[Stored records]
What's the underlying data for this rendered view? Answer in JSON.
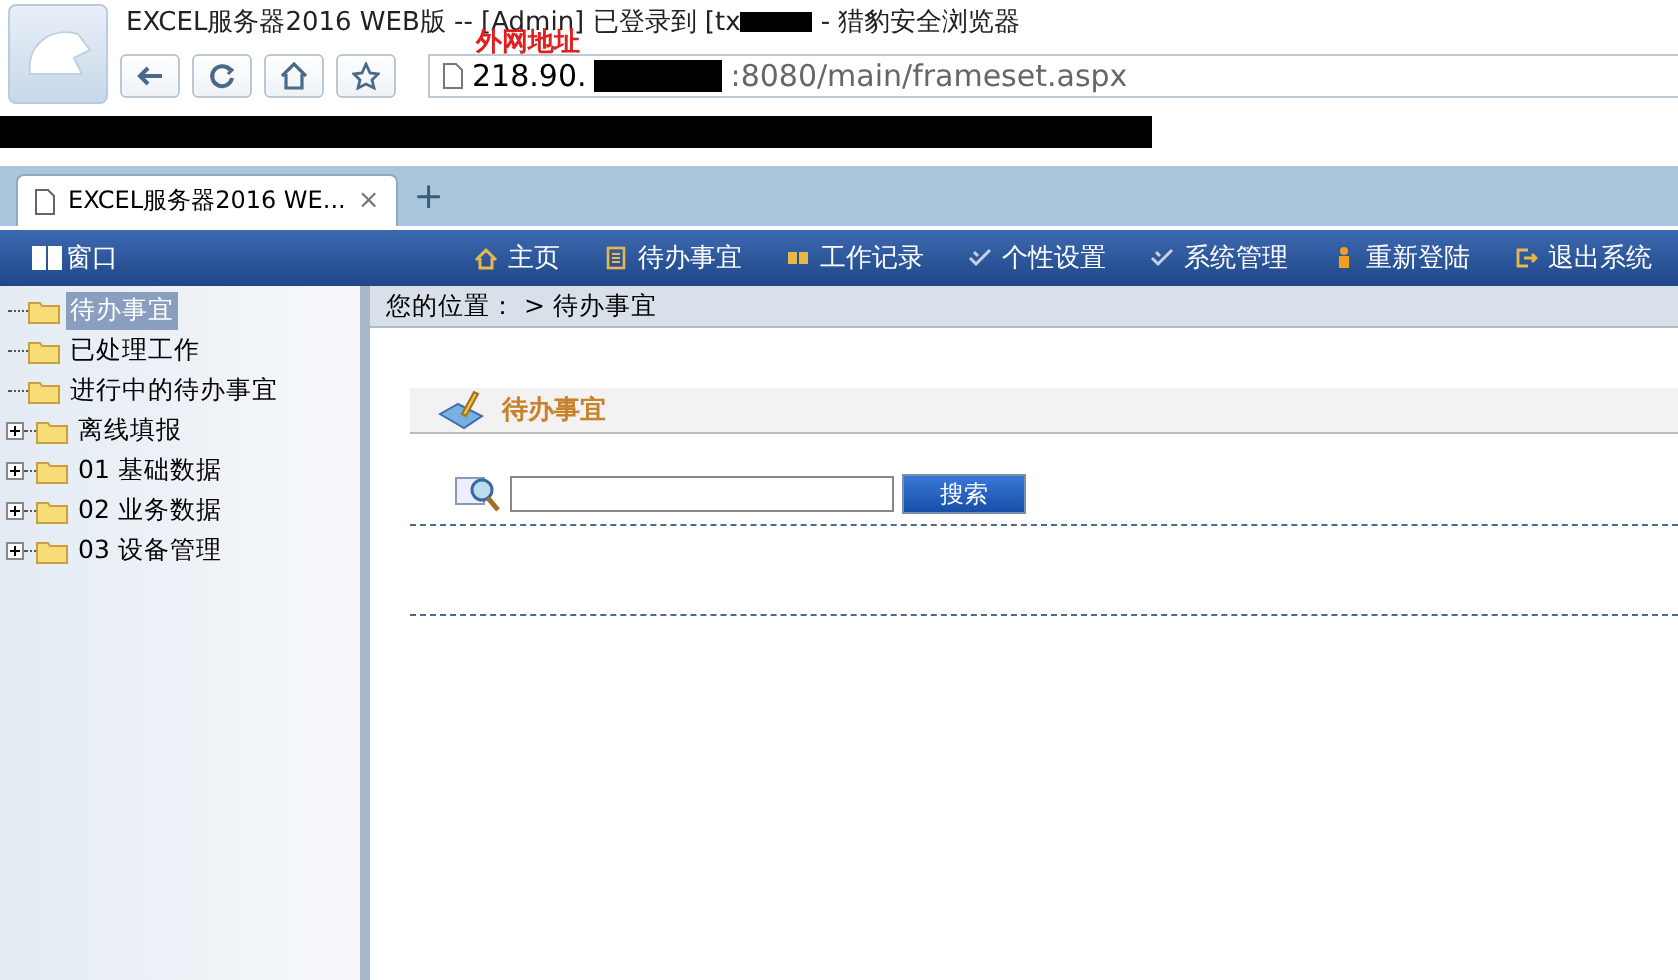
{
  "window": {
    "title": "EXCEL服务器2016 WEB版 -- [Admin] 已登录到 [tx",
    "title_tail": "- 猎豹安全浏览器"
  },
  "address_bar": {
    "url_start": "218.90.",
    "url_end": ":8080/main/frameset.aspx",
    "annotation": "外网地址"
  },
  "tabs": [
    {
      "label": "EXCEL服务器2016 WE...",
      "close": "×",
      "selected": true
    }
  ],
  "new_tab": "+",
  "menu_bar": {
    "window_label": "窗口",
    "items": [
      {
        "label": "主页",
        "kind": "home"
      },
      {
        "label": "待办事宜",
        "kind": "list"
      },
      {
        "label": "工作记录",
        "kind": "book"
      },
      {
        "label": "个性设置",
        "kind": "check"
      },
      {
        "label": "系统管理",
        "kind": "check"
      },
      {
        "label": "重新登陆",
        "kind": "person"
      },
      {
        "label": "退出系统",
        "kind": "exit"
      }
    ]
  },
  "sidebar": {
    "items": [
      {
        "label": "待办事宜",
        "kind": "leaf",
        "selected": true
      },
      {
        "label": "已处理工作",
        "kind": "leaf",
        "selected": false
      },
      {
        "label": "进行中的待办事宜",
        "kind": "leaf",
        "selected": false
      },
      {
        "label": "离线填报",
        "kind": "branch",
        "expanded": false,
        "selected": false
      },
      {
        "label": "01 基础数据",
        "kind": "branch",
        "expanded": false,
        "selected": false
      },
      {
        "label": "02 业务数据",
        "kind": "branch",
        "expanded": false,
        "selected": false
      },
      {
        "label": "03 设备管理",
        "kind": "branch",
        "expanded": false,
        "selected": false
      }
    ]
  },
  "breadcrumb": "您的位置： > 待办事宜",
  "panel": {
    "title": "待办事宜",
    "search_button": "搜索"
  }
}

[Problem requirements]:
Omit any images, then output the listing exactly.

[Completed exercise]:
What's the underlying data for this rendered view? Answer in JSON.
{
  "window": {
    "title": "EXCEL服务器2016 WEB版 -- [Admin] 已登录到 [tx",
    "title_tail": "- 猎豹安全浏览器"
  },
  "address_bar": {
    "url_start": "218.90.",
    "url_end": ":8080/main/frameset.aspx",
    "annotation": "外网地址"
  },
  "tabs": [
    {
      "label": "EXCEL服务器2016 WE...",
      "close": "×",
      "selected": true
    }
  ],
  "new_tab": "+",
  "menu_bar": {
    "window_label": "窗口",
    "items": [
      {
        "label": "主页",
        "kind": "home"
      },
      {
        "label": "待办事宜",
        "kind": "list"
      },
      {
        "label": "工作记录",
        "kind": "book"
      },
      {
        "label": "个性设置",
        "kind": "check"
      },
      {
        "label": "系统管理",
        "kind": "check"
      },
      {
        "label": "重新登陆",
        "kind": "person"
      },
      {
        "label": "退出系统",
        "kind": "exit"
      }
    ]
  },
  "sidebar": {
    "items": [
      {
        "label": "待办事宜",
        "kind": "leaf",
        "selected": true
      },
      {
        "label": "已处理工作",
        "kind": "leaf",
        "selected": false
      },
      {
        "label": "进行中的待办事宜",
        "kind": "leaf",
        "selected": false
      },
      {
        "label": "离线填报",
        "kind": "branch",
        "expanded": false,
        "selected": false
      },
      {
        "label": "01 基础数据",
        "kind": "branch",
        "expanded": false,
        "selected": false
      },
      {
        "label": "02 业务数据",
        "kind": "branch",
        "expanded": false,
        "selected": false
      },
      {
        "label": "03 设备管理",
        "kind": "branch",
        "expanded": false,
        "selected": false
      }
    ]
  },
  "breadcrumb": "您的位置： > 待办事宜",
  "panel": {
    "title": "待办事宜",
    "search_button": "搜索"
  }
}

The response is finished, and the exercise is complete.